What you will do: Repeat the listing exactly as given, omitting every image.

Data records:

--- Begin ---

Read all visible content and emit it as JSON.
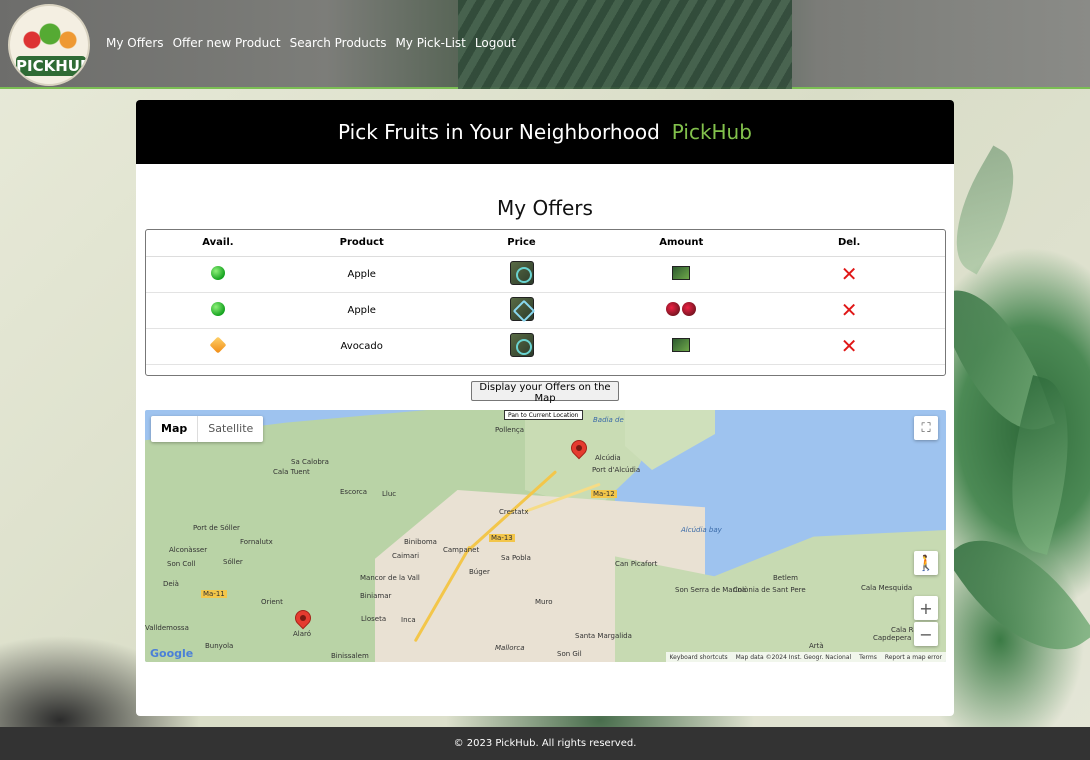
{
  "app": {
    "logo_text": "PICKHUB"
  },
  "nav": {
    "items": [
      {
        "label": "My Offers"
      },
      {
        "label": "Offer new Product"
      },
      {
        "label": "Search Products"
      },
      {
        "label": "My Pick-List"
      },
      {
        "label": "Logout"
      }
    ]
  },
  "hero": {
    "title": "Pick Fruits in Your Neighborhood",
    "brand": "PickHub"
  },
  "offers": {
    "title": "My Offers",
    "columns": [
      "Avail.",
      "Product",
      "Price",
      "Amount",
      "Del."
    ],
    "rows": [
      {
        "availability": "green-dot-icon",
        "product": "Apple",
        "price_icon": "price-round-icon",
        "amount_icon": "amount-box-icon"
      },
      {
        "availability": "green-dot-icon",
        "product": "Apple",
        "price_icon": "price-swap-icon",
        "amount_icon": "two-fruits-icon"
      },
      {
        "availability": "orange-diamond-icon",
        "product": "Avocado",
        "price_icon": "price-round-icon",
        "amount_icon": "amount-box-icon"
      }
    ],
    "delete_icon": "red-x-icon"
  },
  "map_button": {
    "label": "Display your Offers on the Map"
  },
  "map": {
    "type_active": "Map",
    "type_inactive": "Satellite",
    "pan_label": "Pan to Current Location",
    "zoom_in": "+",
    "zoom_out": "−",
    "google": "Google",
    "footer": {
      "shortcuts": "Keyboard shortcuts",
      "data": "Map data ©2024 Inst. Geogr. Nacional",
      "terms": "Terms",
      "report": "Report a map error"
    },
    "labels": {
      "pollenca": "Pollença",
      "sa_calobra": "Sa Calobra",
      "cala_tuent": "Cala Tuent",
      "escorca": "Escorca",
      "lluc": "Lluc",
      "alcudia": "Alcúdia",
      "port_alcudia": "Port d'Alcúdia",
      "crestatx": "Crestatx",
      "port_soller": "Port de Sóller",
      "fornalutx": "Fornalutx",
      "alconasser": "Alconàsser",
      "son_coll": "Son Coll",
      "soller": "Sóller",
      "biniboma": "Biniboma",
      "caimari": "Caimari",
      "campanet": "Campanet",
      "sa_pobla": "Sa Pobla",
      "buger": "Búger",
      "can_picafort": "Can Picafort",
      "deia": "Deià",
      "mancor": "Mancor de la Vall",
      "biniamar": "Biniamar",
      "lloseta": "Lloseta",
      "inca": "Inca",
      "muro": "Muro",
      "orient": "Orient",
      "alaro": "Alaró",
      "bunyola": "Bunyola",
      "binissalem": "Binissalem",
      "mancor2": "Mallorca",
      "son_gil": "Son Gil",
      "santa_margalida": "Santa Margalida",
      "son_serra": "Son Serra de Marina",
      "colonia": "Colònia de Sant Pere",
      "betlem": "Betlem",
      "cala_mesquida": "Cala Mesquida",
      "cala_ratjada": "Cala Ratjada",
      "capdepera": "Capdepera",
      "arta": "Artà",
      "alcudia_bay": "Alcúdia bay",
      "badia": "Badia de",
      "valldemossa": "Valldemossa",
      "ma12": "Ma-12",
      "ma13": "Ma-13",
      "ma11": "Ma-11"
    }
  },
  "footer": {
    "text": "© 2023 PickHub. All rights reserved."
  },
  "colors": {
    "brand_green": "#82c14c",
    "delete_red": "#e01717"
  }
}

--- End ---

Exercise solution:
Read all visible content and emit it as JSON.
{
  "app": {
    "logo_text": "PICKHUB"
  },
  "nav": {
    "items": [
      {
        "label": "My Offers"
      },
      {
        "label": "Offer new Product"
      },
      {
        "label": "Search Products"
      },
      {
        "label": "My Pick-List"
      },
      {
        "label": "Logout"
      }
    ]
  },
  "hero": {
    "title": "Pick Fruits in Your Neighborhood",
    "brand": "PickHub"
  },
  "offers": {
    "title": "My Offers",
    "columns": [
      "Avail.",
      "Product",
      "Price",
      "Amount",
      "Del."
    ],
    "rows": [
      {
        "availability": "green-dot-icon",
        "product": "Apple",
        "price_icon": "price-round-icon",
        "amount_icon": "amount-box-icon"
      },
      {
        "availability": "green-dot-icon",
        "product": "Apple",
        "price_icon": "price-swap-icon",
        "amount_icon": "two-fruits-icon"
      },
      {
        "availability": "orange-diamond-icon",
        "product": "Avocado",
        "price_icon": "price-round-icon",
        "amount_icon": "amount-box-icon"
      }
    ],
    "delete_icon": "red-x-icon"
  },
  "map_button": {
    "label": "Display your Offers on the Map"
  },
  "map": {
    "type_active": "Map",
    "type_inactive": "Satellite",
    "pan_label": "Pan to Current Location",
    "zoom_in": "+",
    "zoom_out": "−",
    "google": "Google",
    "footer": {
      "shortcuts": "Keyboard shortcuts",
      "data": "Map data ©2024 Inst. Geogr. Nacional",
      "terms": "Terms",
      "report": "Report a map error"
    },
    "labels": {
      "pollenca": "Pollença",
      "sa_calobra": "Sa Calobra",
      "cala_tuent": "Cala Tuent",
      "escorca": "Escorca",
      "lluc": "Lluc",
      "alcudia": "Alcúdia",
      "port_alcudia": "Port d'Alcúdia",
      "crestatx": "Crestatx",
      "port_soller": "Port de Sóller",
      "fornalutx": "Fornalutx",
      "alconasser": "Alconàsser",
      "son_coll": "Son Coll",
      "soller": "Sóller",
      "biniboma": "Biniboma",
      "caimari": "Caimari",
      "campanet": "Campanet",
      "sa_pobla": "Sa Pobla",
      "buger": "Búger",
      "can_picafort": "Can Picafort",
      "deia": "Deià",
      "mancor": "Mancor de la Vall",
      "biniamar": "Biniamar",
      "lloseta": "Lloseta",
      "inca": "Inca",
      "muro": "Muro",
      "orient": "Orient",
      "alaro": "Alaró",
      "bunyola": "Bunyola",
      "binissalem": "Binissalem",
      "mancor2": "Mallorca",
      "son_gil": "Son Gil",
      "santa_margalida": "Santa Margalida",
      "son_serra": "Son Serra de Marina",
      "colonia": "Colònia de Sant Pere",
      "betlem": "Betlem",
      "cala_mesquida": "Cala Mesquida",
      "cala_ratjada": "Cala Ratjada",
      "capdepera": "Capdepera",
      "arta": "Artà",
      "alcudia_bay": "Alcúdia bay",
      "badia": "Badia de",
      "valldemossa": "Valldemossa",
      "ma12": "Ma-12",
      "ma13": "Ma-13",
      "ma11": "Ma-11"
    }
  },
  "footer": {
    "text": "© 2023 PickHub. All rights reserved."
  },
  "colors": {
    "brand_green": "#82c14c",
    "delete_red": "#e01717"
  }
}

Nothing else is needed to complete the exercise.